▶ _Data records_:
-- begin --

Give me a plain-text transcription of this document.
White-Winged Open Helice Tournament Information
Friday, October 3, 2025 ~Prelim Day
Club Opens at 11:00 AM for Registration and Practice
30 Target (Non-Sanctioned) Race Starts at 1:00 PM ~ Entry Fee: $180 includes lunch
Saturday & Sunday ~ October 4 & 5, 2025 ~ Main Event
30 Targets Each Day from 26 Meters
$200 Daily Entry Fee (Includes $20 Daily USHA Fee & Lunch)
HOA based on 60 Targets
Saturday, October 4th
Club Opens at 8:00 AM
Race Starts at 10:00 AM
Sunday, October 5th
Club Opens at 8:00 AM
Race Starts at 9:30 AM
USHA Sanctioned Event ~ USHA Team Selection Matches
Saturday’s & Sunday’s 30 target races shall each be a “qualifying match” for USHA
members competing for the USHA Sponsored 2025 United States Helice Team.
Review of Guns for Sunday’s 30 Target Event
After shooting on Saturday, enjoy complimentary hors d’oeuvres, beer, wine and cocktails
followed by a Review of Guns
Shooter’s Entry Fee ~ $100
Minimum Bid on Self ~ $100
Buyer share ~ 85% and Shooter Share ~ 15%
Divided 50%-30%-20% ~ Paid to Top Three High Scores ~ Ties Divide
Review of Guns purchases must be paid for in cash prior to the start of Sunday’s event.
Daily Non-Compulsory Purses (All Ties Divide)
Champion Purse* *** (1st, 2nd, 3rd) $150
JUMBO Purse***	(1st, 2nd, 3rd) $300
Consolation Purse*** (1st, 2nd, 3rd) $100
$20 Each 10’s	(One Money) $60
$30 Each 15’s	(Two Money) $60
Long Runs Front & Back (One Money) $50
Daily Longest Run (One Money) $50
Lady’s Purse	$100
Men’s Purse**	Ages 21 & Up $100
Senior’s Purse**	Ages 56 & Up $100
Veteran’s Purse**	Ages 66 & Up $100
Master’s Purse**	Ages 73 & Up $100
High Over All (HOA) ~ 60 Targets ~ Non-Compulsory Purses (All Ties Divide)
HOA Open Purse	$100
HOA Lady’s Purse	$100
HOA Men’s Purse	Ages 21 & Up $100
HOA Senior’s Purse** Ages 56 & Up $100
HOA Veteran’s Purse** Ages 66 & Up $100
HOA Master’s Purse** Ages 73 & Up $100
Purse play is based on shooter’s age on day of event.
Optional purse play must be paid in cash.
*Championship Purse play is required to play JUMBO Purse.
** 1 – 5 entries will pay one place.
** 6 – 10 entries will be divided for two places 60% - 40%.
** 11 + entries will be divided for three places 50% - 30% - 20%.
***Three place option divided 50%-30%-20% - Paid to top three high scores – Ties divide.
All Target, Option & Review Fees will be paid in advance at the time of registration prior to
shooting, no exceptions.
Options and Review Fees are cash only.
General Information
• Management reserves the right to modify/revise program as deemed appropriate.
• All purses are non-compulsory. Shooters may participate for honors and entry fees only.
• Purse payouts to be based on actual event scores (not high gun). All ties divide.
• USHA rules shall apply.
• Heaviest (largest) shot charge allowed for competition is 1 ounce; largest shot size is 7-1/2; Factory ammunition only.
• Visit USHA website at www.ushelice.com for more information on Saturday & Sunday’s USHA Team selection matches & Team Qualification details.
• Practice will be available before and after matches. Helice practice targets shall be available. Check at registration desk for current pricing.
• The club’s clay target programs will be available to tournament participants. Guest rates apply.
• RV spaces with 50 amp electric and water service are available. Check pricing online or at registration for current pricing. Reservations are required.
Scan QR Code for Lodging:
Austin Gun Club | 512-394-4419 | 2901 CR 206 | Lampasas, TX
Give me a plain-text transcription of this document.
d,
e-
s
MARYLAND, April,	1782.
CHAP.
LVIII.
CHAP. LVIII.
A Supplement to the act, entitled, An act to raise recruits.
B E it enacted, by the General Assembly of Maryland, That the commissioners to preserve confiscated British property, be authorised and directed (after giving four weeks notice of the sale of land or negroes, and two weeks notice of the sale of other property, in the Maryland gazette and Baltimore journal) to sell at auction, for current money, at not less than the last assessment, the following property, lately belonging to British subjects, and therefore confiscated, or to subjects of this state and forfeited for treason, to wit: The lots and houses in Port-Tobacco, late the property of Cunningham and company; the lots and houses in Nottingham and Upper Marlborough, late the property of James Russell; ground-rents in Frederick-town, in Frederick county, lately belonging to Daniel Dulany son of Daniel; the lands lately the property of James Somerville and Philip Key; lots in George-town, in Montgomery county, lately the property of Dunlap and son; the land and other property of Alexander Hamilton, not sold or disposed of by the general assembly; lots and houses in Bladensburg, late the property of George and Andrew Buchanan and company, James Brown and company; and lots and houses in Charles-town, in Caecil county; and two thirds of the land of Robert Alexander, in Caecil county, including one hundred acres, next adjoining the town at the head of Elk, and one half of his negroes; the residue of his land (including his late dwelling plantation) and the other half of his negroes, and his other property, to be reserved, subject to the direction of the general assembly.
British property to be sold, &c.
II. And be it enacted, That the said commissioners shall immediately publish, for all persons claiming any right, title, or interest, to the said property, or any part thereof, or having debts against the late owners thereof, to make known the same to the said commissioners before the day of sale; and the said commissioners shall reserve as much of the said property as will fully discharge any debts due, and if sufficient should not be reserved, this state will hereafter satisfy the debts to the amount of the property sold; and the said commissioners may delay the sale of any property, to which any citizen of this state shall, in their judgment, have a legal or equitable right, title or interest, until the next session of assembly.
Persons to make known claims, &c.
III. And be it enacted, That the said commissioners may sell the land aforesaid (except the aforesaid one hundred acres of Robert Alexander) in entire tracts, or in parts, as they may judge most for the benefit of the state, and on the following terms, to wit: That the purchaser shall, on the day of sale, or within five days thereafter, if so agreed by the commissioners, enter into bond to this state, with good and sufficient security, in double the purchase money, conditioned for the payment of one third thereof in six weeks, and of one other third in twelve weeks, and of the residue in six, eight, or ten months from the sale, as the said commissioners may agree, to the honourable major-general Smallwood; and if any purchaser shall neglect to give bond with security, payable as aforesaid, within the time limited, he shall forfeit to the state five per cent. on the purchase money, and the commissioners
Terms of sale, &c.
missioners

-- end --

▶ _TASK REQUIREMENTS_: Exact output of every entry is required.

▶ _FULL RESPONSE_:
Give me a plain-text transcription of this document.
White-Winged Open Helice Tournament Information
Friday, October 3, 2025 ~Prelim Day
Club Opens at 11:00 AM for Registration and Practice
30 Target (Non-Sanctioned) Race Starts at 1:00 PM ~ Entry Fee: $180 includes lunch
Saturday & Sunday ~ October 4 & 5, 2025 ~ Main Event
30 Targets Each Day from 26 Meters
$200 Daily Entry Fee (Includes $20 Daily USHA Fee & Lunch)
HOA based on 60 Targets
Saturday, October 4th
Club Opens at 8:00 AM
Race Starts at 10:00 AM
Sunday, October 5th
Club Opens at 8:00 AM
Race Starts at 9:30 AM
USHA Sanctioned Event ~ USHA Team Selection Matches
Saturday’s & Sunday’s 30 target races shall each be a “qualifying match” for USHA
members competing for the USHA Sponsored 2025 United States Helice Team.
Review of Guns for Sunday’s 30 Target Event
After shooting on Saturday, enjoy complimentary hors d’oeuvres, beer, wine and cocktails
followed by a Review of Guns
Shooter’s Entry Fee ~ $100
Minimum Bid on Self ~ $100
Buyer share ~ 85% and Shooter Share ~ 15%
Divided 50%-30%-20% ~ Paid to Top Three High Scores ~ Ties Divide
Review of Guns purchases must be paid for in cash prior to the start of Sunday’s event.
Daily Non-Compulsory Purses (All Ties Divide)
Champion Purse* *** (1st, 2nd, 3rd) $150
JUMBO Purse***	(1st, 2nd, 3rd) $300
Consolation Purse*** (1st, 2nd, 3rd) $100
$20 Each 10’s	(One Money) $60
$30 Each 15’s	(Two Money) $60
Long Runs Front & Back (One Money) $50
Daily Longest Run (One Money) $50
Lady’s Purse	$100
Men’s Purse**	Ages 21 & Up $100
Senior’s Purse**	Ages 56 & Up $100
Veteran’s Purse**	Ages 66 & Up $100
Master’s Purse**	Ages 73 & Up $100
High Over All (HOA) ~ 60 Targets ~ Non-Compulsory Purses (All Ties Divide)
HOA Open Purse	$100
HOA Lady’s Purse	$100
HOA Men’s Purse	Ages 21 & Up $100
HOA Senior’s Purse** Ages 56 & Up $100
HOA Veteran’s Purse** Ages 66 & Up $100
HOA Master’s Purse** Ages 73 & Up $100
Purse play is based on shooter’s age on day of event.
Optional purse play must be paid in cash.
*Championship Purse play is required to play JUMBO Purse.
** 1 – 5 entries will pay one place.
** 6 – 10 entries will be divided for two places 60% - 40%.
** 11 + entries will be divided for three places 50% - 30% - 20%.
***Three place option divided 50%-30%-20% - Paid to top three high scores – Ties divide.
All Target, Option & Review Fees will be paid in advance at the time of registration prior to
shooting, no exceptions.
Options and Review Fees are cash only.
General Information
• Management reserves the right to modify/revise program as deemed appropriate.
• All purses are non-compulsory. Shooters may participate for honors and entry fees only.
• Purse payouts to be based on actual event scores (not high gun). All ties divide.
• USHA rules shall apply.
• Heaviest (largest) shot charge allowed for competition is 1 ounce; largest shot size is 7-1/2; Factory ammunition only.
• Visit USHA website at www.ushelice.com for more information on Saturday & Sunday’s USHA Team selection matches & Team Qualification details.
• Practice will be available before and after matches. Helice practice targets shall be available. Check at registration desk for current pricing.
• The club’s clay target programs will be available to tournament participants. Guest rates apply.
• RV spaces with 50 amp electric and water service are available. Check pricing online or at registration for current pricing. Reservations are required.
Scan QR Code for Lodging:
Austin Gun Club | 512-394-4419 | 2901 CR 206 | Lampasas, TX
Give me a plain-text transcription of this document.
d,
e-
s
MARYLAND, April,	1782.
CHAP.
LVIII.
CHAP. LVIII.
A Supplement to the act, entitled, An act to raise recruits.
B E it enacted, by the General Assembly of Maryland, That the commissioners to preserve confiscated British property, be authorised and directed (after giving four weeks notice of the sale of land or negroes, and two weeks notice of the sale of other property, in the Maryland gazette and Baltimore journal) to sell at auction, for current money, at not less than the last assessment, the following property, lately belonging to British subjects, and therefore confiscated, or to subjects of this state and forfeited for treason, to wit: The lots and houses in Port-Tobacco, late the property of Cunningham and company; the lots and houses in Nottingham and Upper Marlborough, late the property of James Russell; ground-rents in Frederick-town, in Frederick county, lately belonging to Daniel Dulany son of Daniel; the lands lately the property of James Somerville and Philip Key; lots in George-town, in Montgomery county, lately the property of Dunlap and son; the land and other property of Alexander Hamilton, not sold or disposed of by the general assembly; lots and houses in Bladensburg, late the property of George and Andrew Buchanan and company, James Brown and company; and lots and houses in Charles-town, in Caecil county; and two thirds of the land of Robert Alexander, in Caecil county, including one hundred acres, next adjoining the town at the head of Elk, and one half of his negroes; the residue of his land (including his late dwelling plantation) and the other half of his negroes, and his other property, to be reserved, subject to the direction of the general assembly.
British property to be sold, &c.
II. And be it enacted, That the said commissioners shall immediately publish, for all persons claiming any right, title, or interest, to the said property, or any part thereof, or having debts against the late owners thereof, to make known the same to the said commissioners before the day of sale; and the said commissioners shall reserve as much of the said property as will fully discharge any debts due, and if sufficient should not be reserved, this state will hereafter satisfy the debts to the amount of the property sold; and the said commissioners may delay the sale of any property, to which any citizen of this state shall, in their judgment, have a legal or equitable right, title or interest, until the next session of assembly.
Persons to make known claims, &c.
III. And be it enacted, That the said commissioners may sell the land aforesaid (except the aforesaid one hundred acres of Robert Alexander) in entire tracts, or in parts, as they may judge most for the benefit of the state, and on the following terms, to wit: That the purchaser shall, on the day of sale, or within five days thereafter, if so agreed by the commissioners, enter into bond to this state, with good and sufficient security, in double the purchase money, conditioned for the payment of one third thereof in six weeks, and of one other third in twelve weeks, and of the residue in six, eight, or ten months from the sale, as the said commissioners may agree, to the honourable major-general Smallwood; and if any purchaser shall neglect to give bond with security, payable as aforesaid, within the time limited, he shall forfeit to the state five per cent. on the purchase money, and the commissioners
Terms of sale, &c.
missioners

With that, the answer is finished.